**The problem**
Copy every line in the records below that contains the word "JSON".

[Excerpts from a figure dataset]
++++

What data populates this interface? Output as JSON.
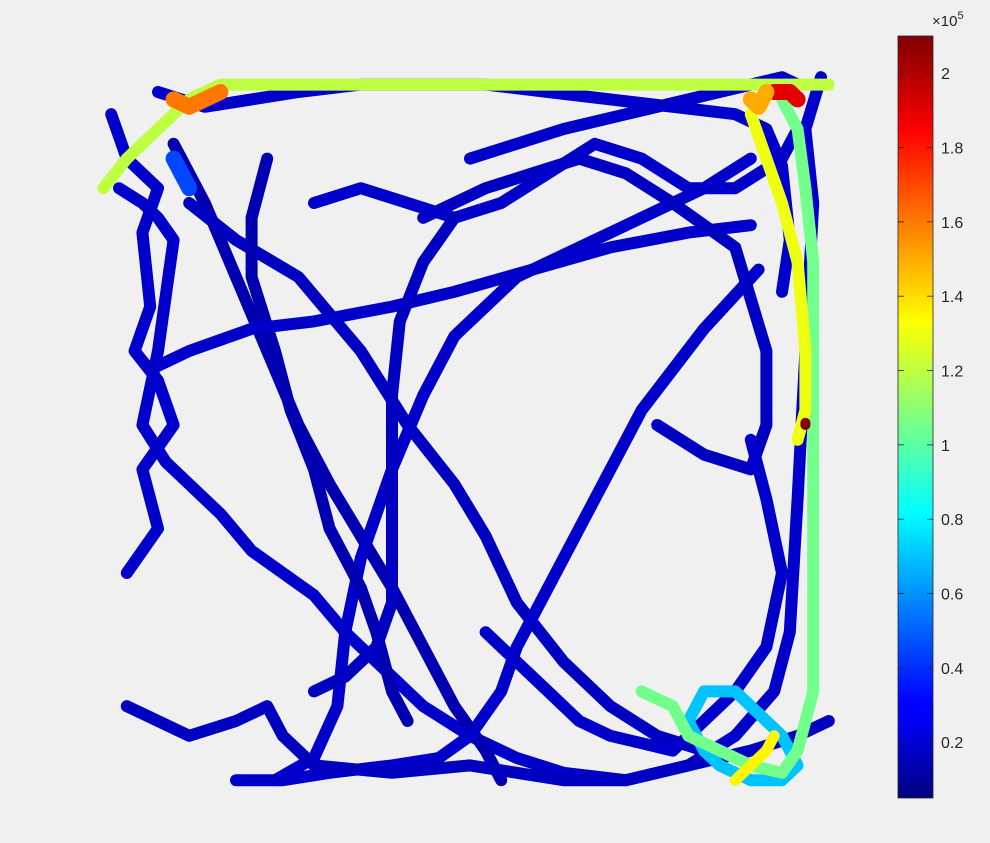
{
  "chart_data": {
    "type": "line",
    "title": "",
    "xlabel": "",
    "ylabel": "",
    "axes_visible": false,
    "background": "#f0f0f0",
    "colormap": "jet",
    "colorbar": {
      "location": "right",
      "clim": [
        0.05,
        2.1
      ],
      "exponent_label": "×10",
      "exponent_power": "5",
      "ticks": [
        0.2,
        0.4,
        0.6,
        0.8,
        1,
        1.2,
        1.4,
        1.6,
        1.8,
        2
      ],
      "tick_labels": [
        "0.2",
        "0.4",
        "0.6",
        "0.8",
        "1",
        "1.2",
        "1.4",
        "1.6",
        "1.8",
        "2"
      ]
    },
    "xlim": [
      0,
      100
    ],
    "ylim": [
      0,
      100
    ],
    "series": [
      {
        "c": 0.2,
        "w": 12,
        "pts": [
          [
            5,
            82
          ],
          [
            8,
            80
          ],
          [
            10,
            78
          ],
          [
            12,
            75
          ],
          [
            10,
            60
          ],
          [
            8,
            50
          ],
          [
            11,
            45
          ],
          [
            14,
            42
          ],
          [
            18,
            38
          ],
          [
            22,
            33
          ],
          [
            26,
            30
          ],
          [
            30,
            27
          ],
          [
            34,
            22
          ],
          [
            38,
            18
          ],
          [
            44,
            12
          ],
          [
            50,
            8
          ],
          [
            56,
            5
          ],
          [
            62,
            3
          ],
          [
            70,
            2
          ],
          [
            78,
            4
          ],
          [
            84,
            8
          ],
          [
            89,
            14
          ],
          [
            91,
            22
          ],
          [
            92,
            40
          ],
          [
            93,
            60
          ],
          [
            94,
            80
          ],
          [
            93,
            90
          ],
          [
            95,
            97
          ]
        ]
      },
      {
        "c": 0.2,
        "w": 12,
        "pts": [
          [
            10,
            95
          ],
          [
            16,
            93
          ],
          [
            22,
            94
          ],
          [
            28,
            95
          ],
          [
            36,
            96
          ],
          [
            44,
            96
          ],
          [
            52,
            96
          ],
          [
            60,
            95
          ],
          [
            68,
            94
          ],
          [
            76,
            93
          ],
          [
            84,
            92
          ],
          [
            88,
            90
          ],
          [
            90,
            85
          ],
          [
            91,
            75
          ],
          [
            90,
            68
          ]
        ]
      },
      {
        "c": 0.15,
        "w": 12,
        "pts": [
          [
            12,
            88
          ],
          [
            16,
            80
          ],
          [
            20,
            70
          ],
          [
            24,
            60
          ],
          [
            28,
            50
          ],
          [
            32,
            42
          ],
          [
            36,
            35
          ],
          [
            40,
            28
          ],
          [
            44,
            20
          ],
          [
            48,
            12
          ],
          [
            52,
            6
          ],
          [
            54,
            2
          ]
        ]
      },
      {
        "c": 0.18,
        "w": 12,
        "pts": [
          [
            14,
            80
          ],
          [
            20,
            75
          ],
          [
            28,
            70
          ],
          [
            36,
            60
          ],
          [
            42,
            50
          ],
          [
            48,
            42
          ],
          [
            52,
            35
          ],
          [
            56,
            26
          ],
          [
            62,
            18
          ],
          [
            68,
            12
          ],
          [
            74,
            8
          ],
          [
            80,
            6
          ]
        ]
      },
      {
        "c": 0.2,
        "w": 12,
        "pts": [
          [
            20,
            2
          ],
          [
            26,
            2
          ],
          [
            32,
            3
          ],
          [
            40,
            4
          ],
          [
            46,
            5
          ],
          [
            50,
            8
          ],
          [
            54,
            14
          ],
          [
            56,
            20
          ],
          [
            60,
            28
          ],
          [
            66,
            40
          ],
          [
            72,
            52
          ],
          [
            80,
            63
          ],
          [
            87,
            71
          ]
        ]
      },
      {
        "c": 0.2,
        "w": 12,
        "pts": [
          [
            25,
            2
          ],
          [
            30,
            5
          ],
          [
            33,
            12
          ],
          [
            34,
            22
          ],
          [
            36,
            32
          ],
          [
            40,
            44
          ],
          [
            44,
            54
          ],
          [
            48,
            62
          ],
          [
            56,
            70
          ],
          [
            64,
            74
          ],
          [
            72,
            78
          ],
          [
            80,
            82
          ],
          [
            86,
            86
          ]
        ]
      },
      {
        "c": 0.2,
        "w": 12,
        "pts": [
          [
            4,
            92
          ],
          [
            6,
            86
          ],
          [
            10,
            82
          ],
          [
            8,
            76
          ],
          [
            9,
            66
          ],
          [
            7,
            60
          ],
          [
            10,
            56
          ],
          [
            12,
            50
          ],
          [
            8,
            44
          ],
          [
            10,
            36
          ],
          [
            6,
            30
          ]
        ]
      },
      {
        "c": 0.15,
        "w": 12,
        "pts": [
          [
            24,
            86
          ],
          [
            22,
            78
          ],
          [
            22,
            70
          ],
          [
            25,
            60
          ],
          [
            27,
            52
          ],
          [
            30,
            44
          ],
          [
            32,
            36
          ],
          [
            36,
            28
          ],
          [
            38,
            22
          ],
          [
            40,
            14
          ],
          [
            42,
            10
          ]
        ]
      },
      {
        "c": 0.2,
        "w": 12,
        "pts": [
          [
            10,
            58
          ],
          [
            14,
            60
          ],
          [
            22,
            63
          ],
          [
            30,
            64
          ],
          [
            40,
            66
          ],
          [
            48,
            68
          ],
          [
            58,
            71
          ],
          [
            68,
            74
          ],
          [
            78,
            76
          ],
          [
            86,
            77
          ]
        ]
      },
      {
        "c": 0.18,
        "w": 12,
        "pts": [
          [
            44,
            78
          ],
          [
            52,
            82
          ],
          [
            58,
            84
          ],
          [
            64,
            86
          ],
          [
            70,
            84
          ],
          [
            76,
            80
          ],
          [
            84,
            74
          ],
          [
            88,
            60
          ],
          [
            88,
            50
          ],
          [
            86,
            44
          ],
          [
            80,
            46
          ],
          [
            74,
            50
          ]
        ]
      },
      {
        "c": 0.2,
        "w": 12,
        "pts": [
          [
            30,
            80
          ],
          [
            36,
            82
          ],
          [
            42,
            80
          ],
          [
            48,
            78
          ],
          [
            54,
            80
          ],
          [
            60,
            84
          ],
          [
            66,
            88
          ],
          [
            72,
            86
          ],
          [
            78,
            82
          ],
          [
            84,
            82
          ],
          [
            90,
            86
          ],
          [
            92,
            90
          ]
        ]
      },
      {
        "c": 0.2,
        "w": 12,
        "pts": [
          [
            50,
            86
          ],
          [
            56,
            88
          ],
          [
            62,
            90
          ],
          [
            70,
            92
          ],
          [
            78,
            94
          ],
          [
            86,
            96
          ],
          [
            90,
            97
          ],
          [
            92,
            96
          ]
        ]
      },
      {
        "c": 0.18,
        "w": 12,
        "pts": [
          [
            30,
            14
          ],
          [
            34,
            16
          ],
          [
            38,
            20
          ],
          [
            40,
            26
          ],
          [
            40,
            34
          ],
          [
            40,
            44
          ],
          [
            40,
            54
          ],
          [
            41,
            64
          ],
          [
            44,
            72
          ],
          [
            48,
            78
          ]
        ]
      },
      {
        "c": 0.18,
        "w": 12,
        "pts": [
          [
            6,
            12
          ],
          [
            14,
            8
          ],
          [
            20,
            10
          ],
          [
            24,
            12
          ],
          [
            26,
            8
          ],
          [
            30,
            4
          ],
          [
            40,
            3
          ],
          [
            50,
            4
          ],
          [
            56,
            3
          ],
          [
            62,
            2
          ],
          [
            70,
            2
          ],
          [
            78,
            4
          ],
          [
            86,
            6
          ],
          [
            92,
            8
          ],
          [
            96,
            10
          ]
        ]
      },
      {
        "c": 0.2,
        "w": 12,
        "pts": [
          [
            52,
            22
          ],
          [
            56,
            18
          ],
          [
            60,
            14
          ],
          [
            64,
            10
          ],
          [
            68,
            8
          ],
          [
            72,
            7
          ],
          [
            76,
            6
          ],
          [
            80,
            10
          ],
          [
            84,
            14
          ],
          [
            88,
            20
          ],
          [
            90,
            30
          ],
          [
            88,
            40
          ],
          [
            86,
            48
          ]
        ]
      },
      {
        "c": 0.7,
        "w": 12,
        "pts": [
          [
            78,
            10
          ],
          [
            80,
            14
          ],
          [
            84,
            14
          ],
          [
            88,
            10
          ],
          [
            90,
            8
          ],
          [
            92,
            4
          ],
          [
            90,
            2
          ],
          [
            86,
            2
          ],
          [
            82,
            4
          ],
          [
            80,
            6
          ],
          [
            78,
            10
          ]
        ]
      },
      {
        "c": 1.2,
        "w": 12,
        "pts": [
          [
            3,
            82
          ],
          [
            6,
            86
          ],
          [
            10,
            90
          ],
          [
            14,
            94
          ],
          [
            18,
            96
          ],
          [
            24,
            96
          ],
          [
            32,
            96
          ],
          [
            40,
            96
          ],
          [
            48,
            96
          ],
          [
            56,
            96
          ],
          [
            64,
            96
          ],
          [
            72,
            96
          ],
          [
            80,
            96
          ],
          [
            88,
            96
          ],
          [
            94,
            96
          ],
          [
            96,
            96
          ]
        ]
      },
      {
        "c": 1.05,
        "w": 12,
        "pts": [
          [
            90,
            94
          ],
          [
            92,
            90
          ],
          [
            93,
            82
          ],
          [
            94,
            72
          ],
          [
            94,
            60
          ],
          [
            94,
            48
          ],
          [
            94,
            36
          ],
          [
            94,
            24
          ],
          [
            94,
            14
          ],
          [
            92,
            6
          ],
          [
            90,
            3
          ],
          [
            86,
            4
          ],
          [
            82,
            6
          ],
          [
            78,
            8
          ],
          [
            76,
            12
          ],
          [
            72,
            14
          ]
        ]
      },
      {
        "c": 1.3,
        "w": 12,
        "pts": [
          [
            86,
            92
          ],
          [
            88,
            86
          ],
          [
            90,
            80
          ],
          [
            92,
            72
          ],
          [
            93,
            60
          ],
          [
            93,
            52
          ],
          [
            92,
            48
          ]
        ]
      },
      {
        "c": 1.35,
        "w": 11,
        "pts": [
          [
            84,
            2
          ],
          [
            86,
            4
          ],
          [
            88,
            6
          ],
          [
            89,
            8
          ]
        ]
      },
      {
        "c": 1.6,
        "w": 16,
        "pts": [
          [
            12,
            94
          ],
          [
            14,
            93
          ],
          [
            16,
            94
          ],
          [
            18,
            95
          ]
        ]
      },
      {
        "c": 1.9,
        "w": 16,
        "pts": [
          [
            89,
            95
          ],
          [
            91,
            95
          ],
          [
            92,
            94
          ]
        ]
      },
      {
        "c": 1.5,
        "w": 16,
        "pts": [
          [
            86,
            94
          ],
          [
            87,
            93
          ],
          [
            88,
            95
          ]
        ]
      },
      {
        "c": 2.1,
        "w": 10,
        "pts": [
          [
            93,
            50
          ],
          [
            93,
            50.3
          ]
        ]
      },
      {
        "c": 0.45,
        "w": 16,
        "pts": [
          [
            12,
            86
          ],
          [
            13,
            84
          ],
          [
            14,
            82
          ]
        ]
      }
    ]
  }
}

++++

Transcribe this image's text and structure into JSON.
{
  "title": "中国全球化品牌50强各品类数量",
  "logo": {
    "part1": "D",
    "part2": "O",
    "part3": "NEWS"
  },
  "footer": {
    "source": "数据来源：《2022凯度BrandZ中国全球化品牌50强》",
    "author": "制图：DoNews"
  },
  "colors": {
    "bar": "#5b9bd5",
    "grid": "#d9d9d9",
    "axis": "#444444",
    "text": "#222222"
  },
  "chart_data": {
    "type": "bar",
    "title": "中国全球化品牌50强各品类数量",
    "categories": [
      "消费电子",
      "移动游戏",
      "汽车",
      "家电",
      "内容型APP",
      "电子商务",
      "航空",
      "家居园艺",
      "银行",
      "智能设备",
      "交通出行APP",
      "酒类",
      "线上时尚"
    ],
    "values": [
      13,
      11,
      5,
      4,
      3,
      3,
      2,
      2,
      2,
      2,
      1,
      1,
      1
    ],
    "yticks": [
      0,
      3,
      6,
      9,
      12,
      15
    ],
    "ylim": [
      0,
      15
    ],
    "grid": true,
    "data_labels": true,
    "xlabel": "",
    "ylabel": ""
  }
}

++++

**Output for this task**
What data populates this interface? Output as JSON.
Transcribe this image's text and structure into JSON.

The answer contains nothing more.